*STORED DATA*.
--- --- ---

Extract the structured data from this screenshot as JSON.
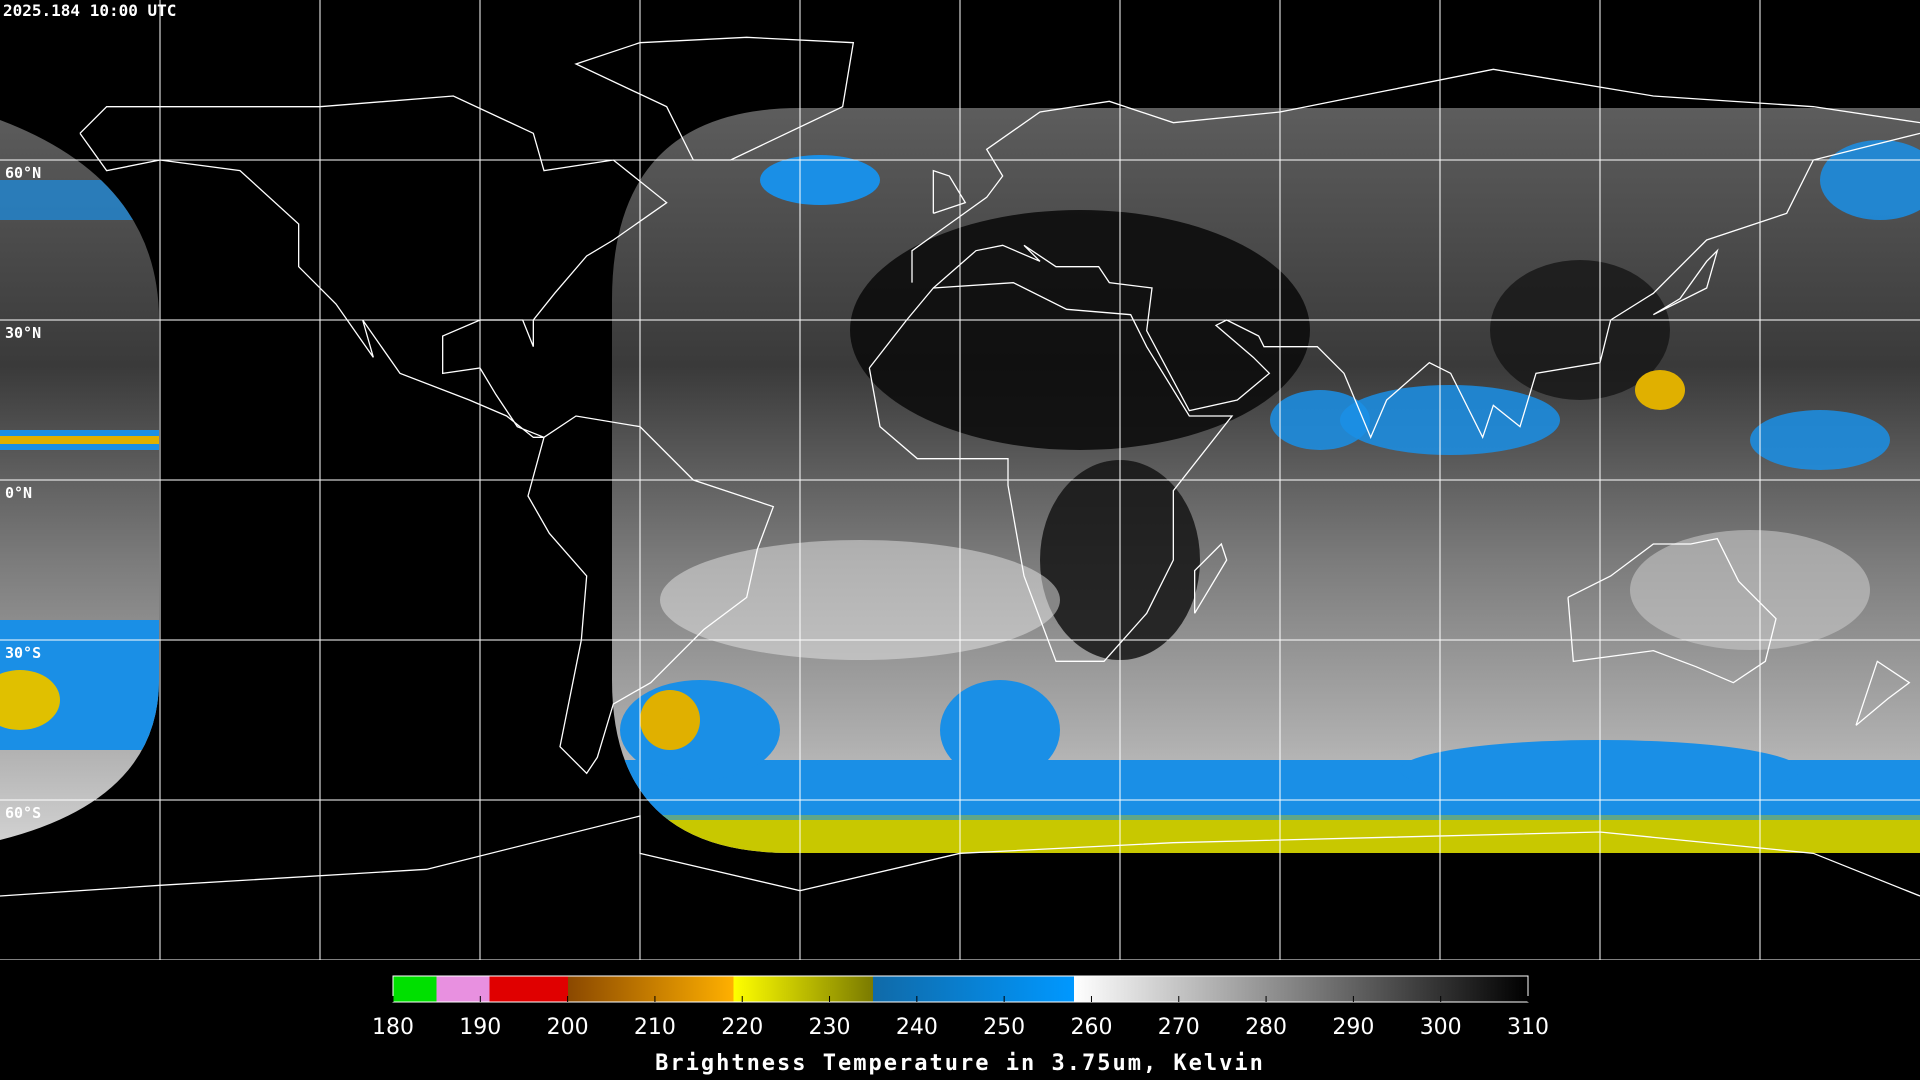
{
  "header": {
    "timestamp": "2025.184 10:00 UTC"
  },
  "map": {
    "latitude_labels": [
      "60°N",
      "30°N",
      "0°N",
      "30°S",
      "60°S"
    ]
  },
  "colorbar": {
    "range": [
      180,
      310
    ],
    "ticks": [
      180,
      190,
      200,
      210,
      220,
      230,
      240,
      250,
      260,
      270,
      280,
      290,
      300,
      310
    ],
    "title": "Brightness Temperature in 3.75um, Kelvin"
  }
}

--- --- ---

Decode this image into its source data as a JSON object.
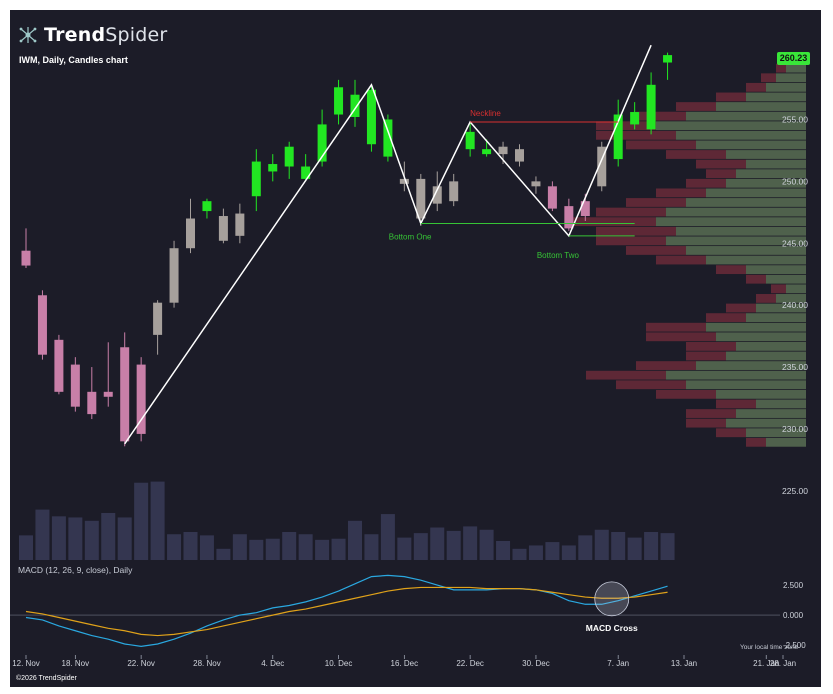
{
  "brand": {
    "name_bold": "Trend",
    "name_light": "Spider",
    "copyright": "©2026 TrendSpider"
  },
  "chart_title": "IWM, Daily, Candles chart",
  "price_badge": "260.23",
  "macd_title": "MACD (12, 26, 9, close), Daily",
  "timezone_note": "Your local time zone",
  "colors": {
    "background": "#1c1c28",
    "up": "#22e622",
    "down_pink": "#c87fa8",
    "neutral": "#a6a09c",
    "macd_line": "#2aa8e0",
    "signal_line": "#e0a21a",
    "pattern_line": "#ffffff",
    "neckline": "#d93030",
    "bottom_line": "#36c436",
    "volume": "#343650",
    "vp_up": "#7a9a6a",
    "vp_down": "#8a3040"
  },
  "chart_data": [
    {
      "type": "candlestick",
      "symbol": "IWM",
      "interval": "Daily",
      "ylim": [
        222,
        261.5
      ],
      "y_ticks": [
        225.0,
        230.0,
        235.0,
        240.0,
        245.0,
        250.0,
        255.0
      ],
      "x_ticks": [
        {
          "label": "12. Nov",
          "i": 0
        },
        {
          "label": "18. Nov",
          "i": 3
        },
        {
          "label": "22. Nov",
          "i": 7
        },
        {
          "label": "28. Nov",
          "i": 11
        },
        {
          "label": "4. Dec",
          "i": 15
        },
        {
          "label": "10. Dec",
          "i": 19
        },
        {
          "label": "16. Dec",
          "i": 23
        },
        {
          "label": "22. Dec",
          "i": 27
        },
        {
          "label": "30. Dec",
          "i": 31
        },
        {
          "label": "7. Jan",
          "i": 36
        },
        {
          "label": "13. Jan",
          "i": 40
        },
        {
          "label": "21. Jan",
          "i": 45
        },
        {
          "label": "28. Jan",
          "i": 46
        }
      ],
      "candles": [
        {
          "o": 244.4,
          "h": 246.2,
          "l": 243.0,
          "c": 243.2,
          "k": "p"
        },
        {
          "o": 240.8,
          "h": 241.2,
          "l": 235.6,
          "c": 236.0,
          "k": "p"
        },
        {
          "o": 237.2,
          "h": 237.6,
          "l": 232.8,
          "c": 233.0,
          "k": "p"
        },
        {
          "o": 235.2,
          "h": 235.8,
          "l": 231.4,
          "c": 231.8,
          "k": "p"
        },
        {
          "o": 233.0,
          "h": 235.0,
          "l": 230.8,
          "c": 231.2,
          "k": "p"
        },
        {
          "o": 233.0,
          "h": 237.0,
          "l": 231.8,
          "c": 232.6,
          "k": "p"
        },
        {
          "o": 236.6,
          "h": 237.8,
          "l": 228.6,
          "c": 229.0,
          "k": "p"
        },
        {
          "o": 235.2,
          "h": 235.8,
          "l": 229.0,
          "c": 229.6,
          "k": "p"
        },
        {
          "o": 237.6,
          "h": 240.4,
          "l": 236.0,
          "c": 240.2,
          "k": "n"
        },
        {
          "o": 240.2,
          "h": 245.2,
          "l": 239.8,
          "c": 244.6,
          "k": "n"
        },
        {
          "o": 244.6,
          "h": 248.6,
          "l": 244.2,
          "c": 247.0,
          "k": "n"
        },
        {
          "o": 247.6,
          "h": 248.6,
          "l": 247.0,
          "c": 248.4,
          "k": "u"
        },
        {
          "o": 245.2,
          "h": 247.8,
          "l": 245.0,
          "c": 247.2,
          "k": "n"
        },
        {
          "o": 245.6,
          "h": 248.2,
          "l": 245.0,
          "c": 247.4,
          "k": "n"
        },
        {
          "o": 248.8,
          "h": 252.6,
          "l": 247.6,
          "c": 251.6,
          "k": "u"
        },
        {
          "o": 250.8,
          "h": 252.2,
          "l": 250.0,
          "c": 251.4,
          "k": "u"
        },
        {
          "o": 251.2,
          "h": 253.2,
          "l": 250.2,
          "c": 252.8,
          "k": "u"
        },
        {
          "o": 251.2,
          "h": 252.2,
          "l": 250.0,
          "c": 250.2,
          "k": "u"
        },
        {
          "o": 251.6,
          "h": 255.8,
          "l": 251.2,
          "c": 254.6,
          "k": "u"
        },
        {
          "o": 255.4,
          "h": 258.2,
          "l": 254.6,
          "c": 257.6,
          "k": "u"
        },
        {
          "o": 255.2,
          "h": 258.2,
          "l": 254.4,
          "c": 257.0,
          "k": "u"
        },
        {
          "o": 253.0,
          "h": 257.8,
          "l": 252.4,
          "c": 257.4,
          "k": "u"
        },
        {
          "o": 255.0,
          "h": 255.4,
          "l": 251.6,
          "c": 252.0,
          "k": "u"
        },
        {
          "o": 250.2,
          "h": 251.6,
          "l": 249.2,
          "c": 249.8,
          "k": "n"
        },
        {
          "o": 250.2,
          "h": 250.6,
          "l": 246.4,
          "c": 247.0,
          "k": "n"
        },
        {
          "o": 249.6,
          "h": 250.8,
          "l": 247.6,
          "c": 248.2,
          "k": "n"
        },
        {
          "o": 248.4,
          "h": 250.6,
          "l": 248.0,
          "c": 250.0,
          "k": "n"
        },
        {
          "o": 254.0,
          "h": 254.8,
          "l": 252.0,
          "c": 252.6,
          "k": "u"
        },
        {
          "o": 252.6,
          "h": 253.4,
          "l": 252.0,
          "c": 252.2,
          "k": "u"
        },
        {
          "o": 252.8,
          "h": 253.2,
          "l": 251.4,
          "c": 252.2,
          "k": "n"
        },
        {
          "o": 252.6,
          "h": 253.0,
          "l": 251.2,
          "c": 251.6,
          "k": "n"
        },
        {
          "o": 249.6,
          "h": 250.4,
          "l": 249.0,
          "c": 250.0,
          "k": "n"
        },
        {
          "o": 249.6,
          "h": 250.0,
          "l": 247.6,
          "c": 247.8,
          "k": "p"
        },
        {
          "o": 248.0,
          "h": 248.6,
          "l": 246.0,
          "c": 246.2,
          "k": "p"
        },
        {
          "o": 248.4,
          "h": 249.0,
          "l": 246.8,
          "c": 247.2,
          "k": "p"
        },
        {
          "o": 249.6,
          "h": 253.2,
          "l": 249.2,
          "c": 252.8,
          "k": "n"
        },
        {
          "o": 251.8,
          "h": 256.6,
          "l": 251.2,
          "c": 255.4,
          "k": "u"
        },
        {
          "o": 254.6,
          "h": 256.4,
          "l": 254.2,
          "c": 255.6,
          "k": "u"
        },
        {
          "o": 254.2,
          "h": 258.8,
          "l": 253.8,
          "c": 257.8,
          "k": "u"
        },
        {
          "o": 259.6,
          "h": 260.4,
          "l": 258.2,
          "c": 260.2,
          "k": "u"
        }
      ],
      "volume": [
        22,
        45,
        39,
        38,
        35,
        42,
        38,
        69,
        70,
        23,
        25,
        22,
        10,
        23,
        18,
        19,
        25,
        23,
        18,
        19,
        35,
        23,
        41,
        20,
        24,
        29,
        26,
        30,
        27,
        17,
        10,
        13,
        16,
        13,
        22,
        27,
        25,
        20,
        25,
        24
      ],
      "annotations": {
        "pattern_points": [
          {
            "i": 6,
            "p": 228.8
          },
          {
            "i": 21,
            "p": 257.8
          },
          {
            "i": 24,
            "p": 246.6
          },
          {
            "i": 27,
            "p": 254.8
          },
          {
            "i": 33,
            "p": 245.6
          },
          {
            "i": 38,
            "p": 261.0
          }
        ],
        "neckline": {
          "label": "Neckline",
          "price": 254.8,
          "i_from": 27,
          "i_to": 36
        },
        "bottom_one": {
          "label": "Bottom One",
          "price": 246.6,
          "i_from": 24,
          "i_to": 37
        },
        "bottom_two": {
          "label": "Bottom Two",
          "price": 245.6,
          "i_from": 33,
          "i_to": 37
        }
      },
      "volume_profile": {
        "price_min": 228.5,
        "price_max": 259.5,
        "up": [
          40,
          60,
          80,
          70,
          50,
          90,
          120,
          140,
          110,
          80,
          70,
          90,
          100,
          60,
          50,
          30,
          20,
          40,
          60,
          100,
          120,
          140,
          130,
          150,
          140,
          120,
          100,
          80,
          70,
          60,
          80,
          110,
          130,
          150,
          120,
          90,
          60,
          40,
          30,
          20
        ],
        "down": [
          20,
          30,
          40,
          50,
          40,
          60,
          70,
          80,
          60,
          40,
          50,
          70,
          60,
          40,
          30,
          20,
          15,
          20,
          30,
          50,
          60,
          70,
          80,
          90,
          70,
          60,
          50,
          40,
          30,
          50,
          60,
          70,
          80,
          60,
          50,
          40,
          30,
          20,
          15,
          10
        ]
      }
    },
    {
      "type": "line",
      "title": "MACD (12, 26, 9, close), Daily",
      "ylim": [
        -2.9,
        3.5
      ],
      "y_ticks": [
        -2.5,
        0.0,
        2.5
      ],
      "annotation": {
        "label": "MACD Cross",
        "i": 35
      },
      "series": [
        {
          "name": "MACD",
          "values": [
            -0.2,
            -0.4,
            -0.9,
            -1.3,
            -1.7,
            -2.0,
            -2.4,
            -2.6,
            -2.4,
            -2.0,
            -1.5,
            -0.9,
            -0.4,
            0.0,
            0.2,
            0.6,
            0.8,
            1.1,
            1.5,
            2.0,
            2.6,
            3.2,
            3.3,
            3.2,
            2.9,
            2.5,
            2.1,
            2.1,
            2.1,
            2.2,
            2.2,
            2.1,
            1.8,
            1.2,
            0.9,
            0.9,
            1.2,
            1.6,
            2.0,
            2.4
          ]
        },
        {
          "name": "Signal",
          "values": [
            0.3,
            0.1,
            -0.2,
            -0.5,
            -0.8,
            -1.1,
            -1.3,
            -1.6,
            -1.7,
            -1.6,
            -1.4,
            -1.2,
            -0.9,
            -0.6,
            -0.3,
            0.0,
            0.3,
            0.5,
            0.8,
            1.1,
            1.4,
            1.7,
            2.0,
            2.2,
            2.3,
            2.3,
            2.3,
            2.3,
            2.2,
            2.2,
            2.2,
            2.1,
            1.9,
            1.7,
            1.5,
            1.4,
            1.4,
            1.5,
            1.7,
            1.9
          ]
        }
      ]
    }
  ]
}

--- --- ---

Go through the records and pull out each line that includes the word "this".

Extract the structured data from this screenshot as JSON.
Decode this image into its source data as a JSON object.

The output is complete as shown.